THE REGISTRAR OF TRADE-MARKS

  Citation: 2018 TMOB 121

Date of Decision: 2018-10-26

IN THE MATTER OF A SECTION 45 PROCEEDING

 

Climatex AG

Requesting Party

and

 

Northpeak International Inc.

Registered Owner

 

TMA325,629 for CLIMATEX

Registration

[1]  At the request of Climatex AG (the Requesting Party), the Registrar of Trade-marks issued a notice under section 45 of the Trade-marks Act, RSC 1985, c T-13 (the Act) on February 1, 2017 to Northpeak International Inc. (the Owner), the registered owner of registration No. TMA325,629 for the trade-mark CLIMATEX (the Mark).

[2]  The Mark is registered for use in association with the following goods:

(1) Polyurethane fabric.
(2) Children’s one-piece and two-piece snow suits.
(3) Children’s jackets and coats.

[3]  Section 45 of the Act requires the registered owner of the trade-mark to show whether the trade-mark has been used in Canada in association with each of the goods specified in the registration at any time within the three-year period immediately preceding the date of the notice and, if not, the date when it was last in use and the reason for the absence of such use since that date. In this case, the relevant period for showing use is between February 1, 2014 and February 1, 2017.

> _WORK INSTRUCTIONS_:
A - According to the trade-mark decision, on what date did the Registrar issue the section 45 notice to the registered owner?
B - List every good for which the CLIMATEX mark is registered, as given in the trade-mark decision.

> _DATA PROVIDED_:
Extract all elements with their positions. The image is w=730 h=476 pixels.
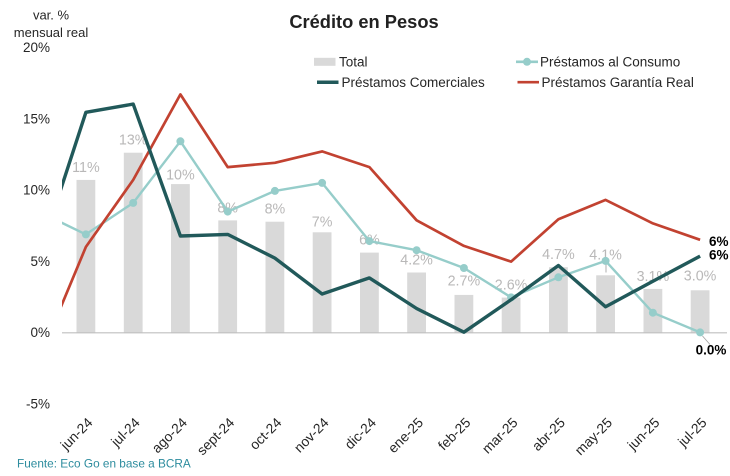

> _FULL ANSWERS_:
A - February 1, 2017

B -
Polyurethane fabric
Children’s one-piece and two-piece snow suits
Children’s jackets and coats